» Written exercise
Records follow. Select each line holding "frac".

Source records
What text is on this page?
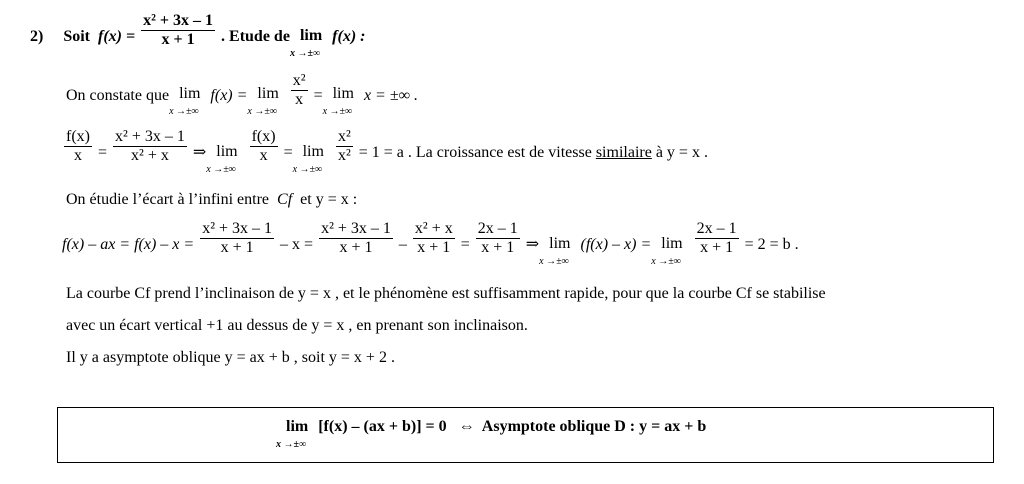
2) Soit $f(x) = \frac{\text{x² + 3x – 1}}{x + 1}$ . Etude de lim
x →±∞
f(x) :
On constate que lim
x →±∞
f(x) = lim
x →±∞

$\frac{\text{x²}}{x} = \lim$
x →±∞
x = ±∞ .
$\frac{f(x)}{x} = \frac{\text{x² + 3x – 1}}{\text{x² + x}}$ ⇒ lim
x →±∞

$\frac{f(x)}{x} = \lim$
x →±∞

$\frac{\text{x²}}{\text{x²}} = 1 = a$ . La croissance est de vitesse similaire à y = x .
On étudie l’écart à l’infini entre Cf et y = x :
f(x) – ax = $f(x) - x = \frac{\text{x² + 3x – 1}}{x + 1} - x = \frac{\text{x² + 3x – 1}}{x + 1} - \frac{\text{x² + x}}{x + 1} = \frac{2x - 1}{x + 1}$ ⇒ lim
x →±∞
(f(x) – x) = lim
x →±∞

$\frac{2x - 1}{x + 1} = 2 = b$ .
La courbe Cf prend l’inclinaison de y = x , et le phénomène est suffisamment rapide, pour que la courbe Cf se stabilise
avec un écart vertical +1 au dessus de y = x , en prenant son inclinaison.
Il y a asymptote oblique y = ax + b , soit y = x + 2 .
lim
x →±∞
[f(x) – (ax + b)] = 0 ⇔ Asymptote oblique D : y = ax + b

» Result of this exercise
2) Soit $f(x) = \frac{\text{x² + 3x – 1}}{x + 1}$ . Etude de lim
$\frac{\text{x²}}{x} = \lim$
$\frac{f(x)}{x} = \frac{\text{x² + 3x – 1}}{\text{x² + x}}$ ⇒ lim
$\frac{f(x)}{x} = \lim$
$\frac{\text{x²}}{\text{x²}} = 1 = a$ . La croissance est de vitesse similaire à y = x .
f(x) – ax = $f(x) - x = \frac{\text{x² + 3x – 1}}{x + 1} - x = \frac{\text{x² + 3x – 1}}{x + 1} - \frac{\text{x² + x}}{x + 1} = \frac{2x - 1}{x + 1}$ ⇒ lim
$\frac{2x - 1}{x + 1} = 2 = b$ .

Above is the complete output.